### DIRECTIVE
Every line that holds the string "janv" is to be identified and copied.
==== MATERIAL TO PROCESS ====
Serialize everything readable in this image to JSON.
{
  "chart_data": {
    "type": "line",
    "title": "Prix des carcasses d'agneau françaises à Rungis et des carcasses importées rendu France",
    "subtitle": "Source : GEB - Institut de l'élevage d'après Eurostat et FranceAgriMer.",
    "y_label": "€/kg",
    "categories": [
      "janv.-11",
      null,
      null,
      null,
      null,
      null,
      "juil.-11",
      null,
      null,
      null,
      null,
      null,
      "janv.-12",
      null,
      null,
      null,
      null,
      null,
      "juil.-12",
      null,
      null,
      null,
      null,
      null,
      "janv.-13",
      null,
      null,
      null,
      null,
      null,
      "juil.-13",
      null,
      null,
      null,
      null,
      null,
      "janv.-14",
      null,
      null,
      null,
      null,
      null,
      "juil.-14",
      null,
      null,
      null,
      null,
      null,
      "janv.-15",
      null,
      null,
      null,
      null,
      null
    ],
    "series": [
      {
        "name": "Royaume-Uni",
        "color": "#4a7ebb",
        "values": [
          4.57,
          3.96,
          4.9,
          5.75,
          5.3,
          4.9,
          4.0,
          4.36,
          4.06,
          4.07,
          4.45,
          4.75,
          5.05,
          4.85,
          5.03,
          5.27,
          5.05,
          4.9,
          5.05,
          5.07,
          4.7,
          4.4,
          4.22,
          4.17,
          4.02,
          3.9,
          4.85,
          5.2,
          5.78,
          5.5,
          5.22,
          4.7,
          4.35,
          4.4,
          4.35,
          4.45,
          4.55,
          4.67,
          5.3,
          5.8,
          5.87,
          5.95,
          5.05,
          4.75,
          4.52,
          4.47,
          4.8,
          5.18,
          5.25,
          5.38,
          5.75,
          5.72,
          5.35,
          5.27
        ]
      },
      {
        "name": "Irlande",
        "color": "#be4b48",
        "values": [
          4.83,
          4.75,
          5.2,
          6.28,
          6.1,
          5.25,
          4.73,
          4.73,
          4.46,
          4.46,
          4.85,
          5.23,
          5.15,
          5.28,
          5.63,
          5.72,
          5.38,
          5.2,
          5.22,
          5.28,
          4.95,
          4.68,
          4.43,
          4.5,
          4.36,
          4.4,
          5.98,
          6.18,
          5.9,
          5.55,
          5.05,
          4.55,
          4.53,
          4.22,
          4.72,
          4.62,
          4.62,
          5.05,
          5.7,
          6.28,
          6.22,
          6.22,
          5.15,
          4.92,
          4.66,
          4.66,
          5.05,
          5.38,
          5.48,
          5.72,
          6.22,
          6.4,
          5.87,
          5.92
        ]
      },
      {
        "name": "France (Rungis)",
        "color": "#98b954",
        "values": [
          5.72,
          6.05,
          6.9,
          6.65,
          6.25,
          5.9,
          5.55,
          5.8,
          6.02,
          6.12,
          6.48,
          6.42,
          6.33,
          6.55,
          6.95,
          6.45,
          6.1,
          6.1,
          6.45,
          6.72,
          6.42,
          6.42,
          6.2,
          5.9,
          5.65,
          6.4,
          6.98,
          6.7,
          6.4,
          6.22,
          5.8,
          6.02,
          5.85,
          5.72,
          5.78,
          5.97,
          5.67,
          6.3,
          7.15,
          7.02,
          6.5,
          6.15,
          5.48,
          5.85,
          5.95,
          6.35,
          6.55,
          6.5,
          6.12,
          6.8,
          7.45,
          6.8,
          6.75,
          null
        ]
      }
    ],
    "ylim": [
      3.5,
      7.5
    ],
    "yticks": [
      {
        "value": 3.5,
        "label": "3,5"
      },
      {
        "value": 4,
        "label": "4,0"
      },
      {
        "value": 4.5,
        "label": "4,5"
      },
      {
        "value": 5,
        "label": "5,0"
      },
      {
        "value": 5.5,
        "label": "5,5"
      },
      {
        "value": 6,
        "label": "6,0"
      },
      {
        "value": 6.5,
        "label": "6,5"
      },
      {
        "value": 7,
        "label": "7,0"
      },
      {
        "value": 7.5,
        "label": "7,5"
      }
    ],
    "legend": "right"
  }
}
====
### RESPONSE TO THIS EXERCISE
      "janv.-11",
      "janv.-12",
      "janv.-13",
      "janv.-14",
      "janv.-15",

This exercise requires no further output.